What you are asked to do -
Return each line of the records with nothing changed, pictures excepted.

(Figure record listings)

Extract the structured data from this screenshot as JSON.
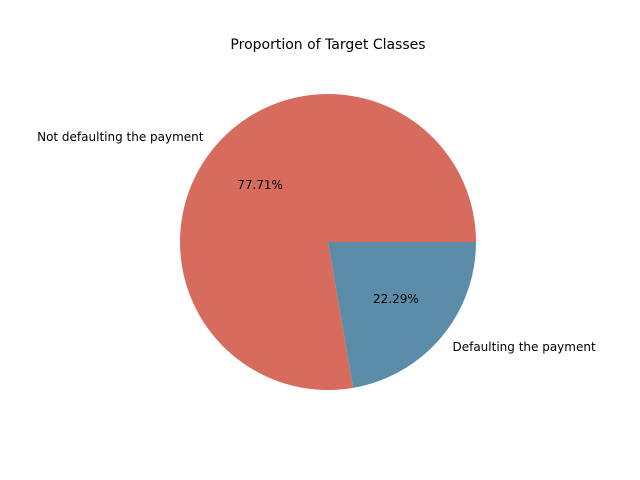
{
  "chart_data": {
    "type": "pie",
    "title": "Proportion of Target Classes",
    "slices": [
      {
        "label": "Not defaulting the payment",
        "value": 77.71,
        "pct_label": "77.71%",
        "color": "#d66b5e"
      },
      {
        "label": "Defaulting the payment",
        "value": 22.29,
        "pct_label": "22.29%",
        "color": "#5b8da9"
      }
    ],
    "start_angle_deg": 0,
    "direction": "counterclockwise",
    "legend": "none"
  }
}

Result of the exercise -
Extract the structured data from this screenshot as JSON.
{
  "chart_data": {
    "type": "pie",
    "title": "Proportion of Target Classes",
    "slices": [
      {
        "label": "Not defaulting the payment",
        "value": 77.71,
        "pct_label": "77.71%",
        "color": "#d66b5e"
      },
      {
        "label": "Defaulting the payment",
        "value": 22.29,
        "pct_label": "22.29%",
        "color": "#5b8da9"
      }
    ],
    "start_angle_deg": 0,
    "direction": "counterclockwise",
    "legend": "none"
  }
}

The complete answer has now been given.